Goal of the exercise ::
Leaving out all pictures, copy exactly the lines from the one containing "Read all visible content and emit it as JSON." down to the one containing "What's the underlying", both of them included.

Source data ::
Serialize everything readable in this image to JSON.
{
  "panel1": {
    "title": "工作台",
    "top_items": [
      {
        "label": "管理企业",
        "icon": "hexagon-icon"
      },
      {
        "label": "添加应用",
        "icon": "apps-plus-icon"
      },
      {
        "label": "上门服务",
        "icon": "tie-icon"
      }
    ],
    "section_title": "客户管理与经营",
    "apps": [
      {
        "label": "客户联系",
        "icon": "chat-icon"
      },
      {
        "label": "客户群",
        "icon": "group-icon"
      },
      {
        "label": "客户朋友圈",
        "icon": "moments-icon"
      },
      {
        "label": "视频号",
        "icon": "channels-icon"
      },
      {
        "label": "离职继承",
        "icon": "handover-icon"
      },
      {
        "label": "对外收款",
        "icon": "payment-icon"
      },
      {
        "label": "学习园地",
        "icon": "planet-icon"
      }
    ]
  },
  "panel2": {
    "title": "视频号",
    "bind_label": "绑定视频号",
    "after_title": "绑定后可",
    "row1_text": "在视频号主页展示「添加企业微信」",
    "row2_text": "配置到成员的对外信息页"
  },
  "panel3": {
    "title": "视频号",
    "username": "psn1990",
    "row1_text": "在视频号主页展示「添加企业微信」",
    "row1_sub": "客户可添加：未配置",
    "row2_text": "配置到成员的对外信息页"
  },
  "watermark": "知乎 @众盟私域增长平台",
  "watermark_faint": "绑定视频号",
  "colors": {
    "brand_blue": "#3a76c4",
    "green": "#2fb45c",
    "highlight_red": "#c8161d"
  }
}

---

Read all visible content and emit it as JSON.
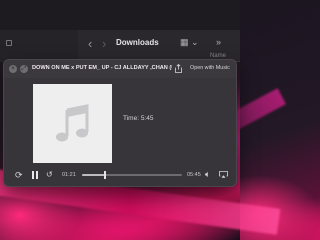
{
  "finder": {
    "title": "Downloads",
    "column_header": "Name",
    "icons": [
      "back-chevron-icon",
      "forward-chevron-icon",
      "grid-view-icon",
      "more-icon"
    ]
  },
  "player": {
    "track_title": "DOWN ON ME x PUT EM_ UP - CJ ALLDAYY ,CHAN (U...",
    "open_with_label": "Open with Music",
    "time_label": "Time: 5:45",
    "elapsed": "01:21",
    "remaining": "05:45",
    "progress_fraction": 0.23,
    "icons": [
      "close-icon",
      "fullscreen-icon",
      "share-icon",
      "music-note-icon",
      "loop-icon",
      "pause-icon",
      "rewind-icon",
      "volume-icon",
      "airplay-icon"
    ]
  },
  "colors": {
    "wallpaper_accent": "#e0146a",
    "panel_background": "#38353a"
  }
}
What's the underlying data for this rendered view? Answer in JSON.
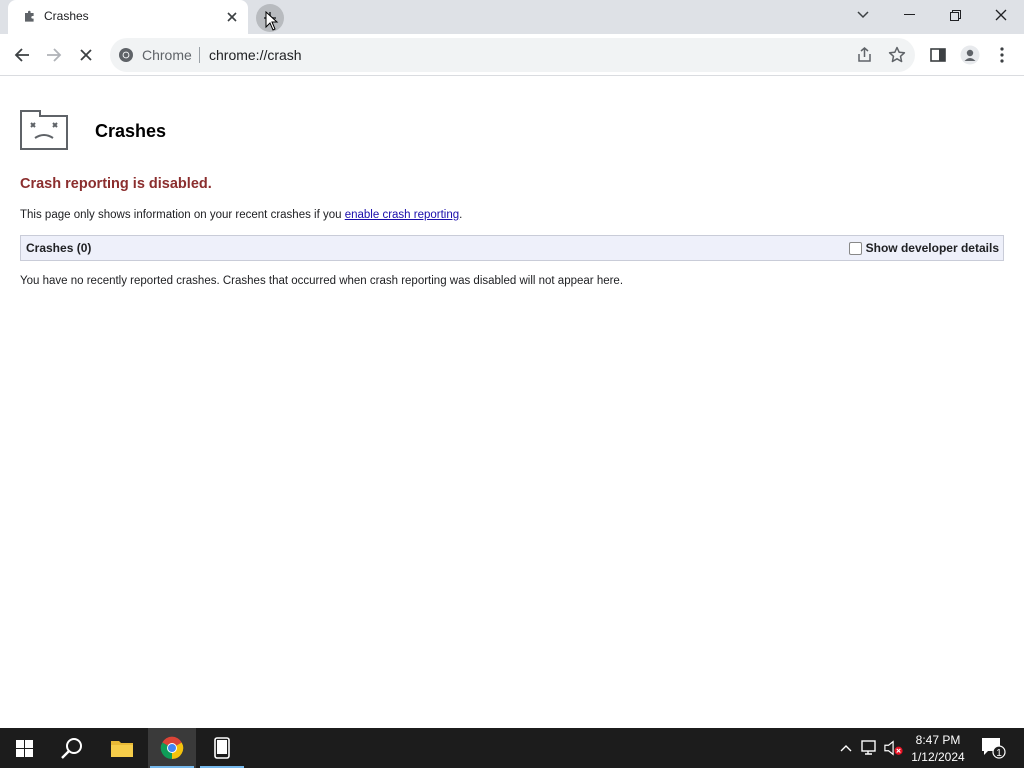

Solution to this problem ::
Read all visible content and emit it as JSON.
{
  "finder": {
    "title": "Downloads",
    "column_header": "Name",
    "icons": [
      "back-chevron-icon",
      "forward-chevron-icon",
      "grid-view-icon",
      "more-icon"
    ]
  },
  "player": {
    "track_title": "DOWN ON ME x PUT EM_ UP - CJ ALLDAYY ,CHAN (U...",
    "open_with_label": "Open with Music",
    "time_label": "Time: 5:45",
    "elapsed": "01:21",
    "remaining": "05:45",
    "progress_fraction": 0.23,
    "icons": [
      "close-icon",
      "fullscreen-icon",
      "share-icon",
      "music-note-icon",
      "loop-icon",
      "pause-icon",
      "rewind-icon",
      "volume-icon",
      "airplay-icon"
    ]
  },
  "colors": {
    "wallpaper_accent": "#e0146a",
    "panel_background": "#38353a"
  }
}
What's the underlying data for this rendered view? Answer in JSON.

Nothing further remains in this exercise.